_WHAT THIS TASK INVOLVES_
Find how many lines of the records below contain the word "Krasnoyarsk" and write that number by itself.

[Excerpts from a dataset]
==*==

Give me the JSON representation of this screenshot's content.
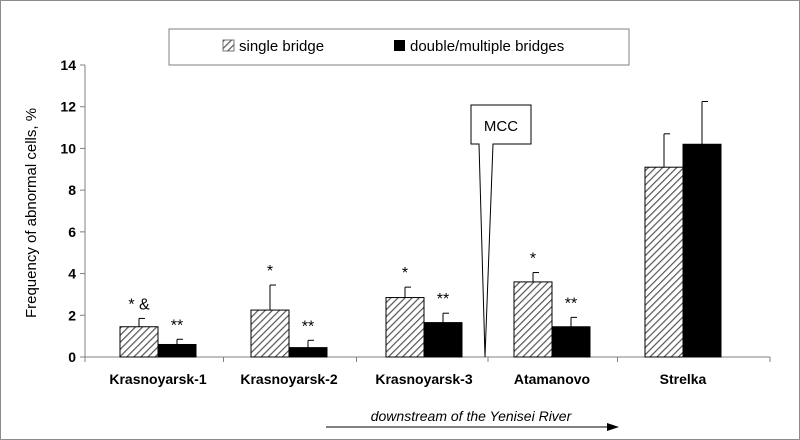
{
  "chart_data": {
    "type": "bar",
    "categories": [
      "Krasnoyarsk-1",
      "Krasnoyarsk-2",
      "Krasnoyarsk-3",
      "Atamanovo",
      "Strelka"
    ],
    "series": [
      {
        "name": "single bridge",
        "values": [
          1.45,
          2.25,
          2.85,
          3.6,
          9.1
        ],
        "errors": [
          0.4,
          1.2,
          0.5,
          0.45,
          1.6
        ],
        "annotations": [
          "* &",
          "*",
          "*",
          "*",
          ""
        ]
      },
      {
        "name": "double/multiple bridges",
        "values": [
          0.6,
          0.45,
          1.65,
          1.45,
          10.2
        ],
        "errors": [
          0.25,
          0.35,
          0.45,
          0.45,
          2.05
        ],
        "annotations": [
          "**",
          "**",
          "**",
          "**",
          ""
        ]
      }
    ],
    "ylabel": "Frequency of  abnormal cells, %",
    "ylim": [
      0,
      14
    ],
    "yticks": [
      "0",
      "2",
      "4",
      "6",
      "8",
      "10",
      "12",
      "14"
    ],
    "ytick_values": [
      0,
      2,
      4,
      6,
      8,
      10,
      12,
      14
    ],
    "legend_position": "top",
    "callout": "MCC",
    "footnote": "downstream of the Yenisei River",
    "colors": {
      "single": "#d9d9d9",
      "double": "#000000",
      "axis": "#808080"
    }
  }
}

==*==

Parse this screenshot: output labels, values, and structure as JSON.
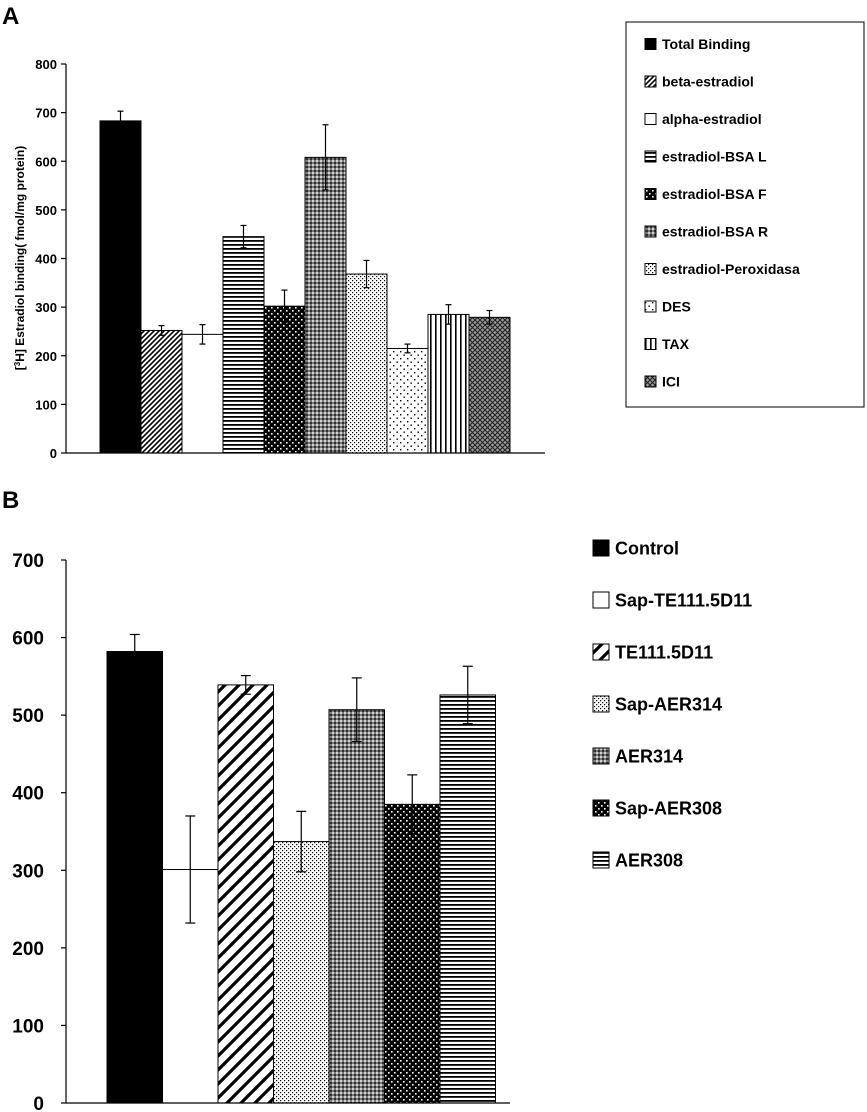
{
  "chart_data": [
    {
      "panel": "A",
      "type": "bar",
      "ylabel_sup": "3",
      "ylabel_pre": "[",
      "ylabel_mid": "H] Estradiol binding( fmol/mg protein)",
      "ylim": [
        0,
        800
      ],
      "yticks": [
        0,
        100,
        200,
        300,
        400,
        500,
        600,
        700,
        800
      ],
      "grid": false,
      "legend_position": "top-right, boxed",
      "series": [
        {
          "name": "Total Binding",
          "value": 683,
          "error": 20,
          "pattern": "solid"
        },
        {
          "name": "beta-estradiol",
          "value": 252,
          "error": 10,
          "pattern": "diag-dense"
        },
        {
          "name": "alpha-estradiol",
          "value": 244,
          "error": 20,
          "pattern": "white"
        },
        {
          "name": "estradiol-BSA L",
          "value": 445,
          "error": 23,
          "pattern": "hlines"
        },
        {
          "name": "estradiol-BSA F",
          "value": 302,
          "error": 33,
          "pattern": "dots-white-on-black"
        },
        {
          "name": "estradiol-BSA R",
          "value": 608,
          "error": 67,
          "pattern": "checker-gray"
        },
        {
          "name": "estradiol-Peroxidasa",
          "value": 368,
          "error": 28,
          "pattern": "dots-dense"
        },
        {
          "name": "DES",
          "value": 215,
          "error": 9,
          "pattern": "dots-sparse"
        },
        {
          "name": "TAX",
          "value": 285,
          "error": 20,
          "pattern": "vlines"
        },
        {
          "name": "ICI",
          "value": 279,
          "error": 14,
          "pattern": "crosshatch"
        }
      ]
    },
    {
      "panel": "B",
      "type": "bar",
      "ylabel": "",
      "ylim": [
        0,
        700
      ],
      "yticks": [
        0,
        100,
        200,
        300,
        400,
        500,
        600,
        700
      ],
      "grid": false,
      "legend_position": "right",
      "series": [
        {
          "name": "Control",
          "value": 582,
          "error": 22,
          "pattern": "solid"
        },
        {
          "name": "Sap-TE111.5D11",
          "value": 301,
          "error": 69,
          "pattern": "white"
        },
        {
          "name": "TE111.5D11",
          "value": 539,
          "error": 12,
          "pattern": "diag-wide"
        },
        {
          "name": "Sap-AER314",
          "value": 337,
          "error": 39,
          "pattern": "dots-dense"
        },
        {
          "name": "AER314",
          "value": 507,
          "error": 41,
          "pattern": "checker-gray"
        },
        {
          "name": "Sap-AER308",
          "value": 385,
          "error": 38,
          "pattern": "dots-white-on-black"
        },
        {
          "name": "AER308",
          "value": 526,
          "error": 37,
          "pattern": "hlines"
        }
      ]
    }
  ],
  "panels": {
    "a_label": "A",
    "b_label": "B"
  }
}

==*==

_PROBLEM SOLUTION_
3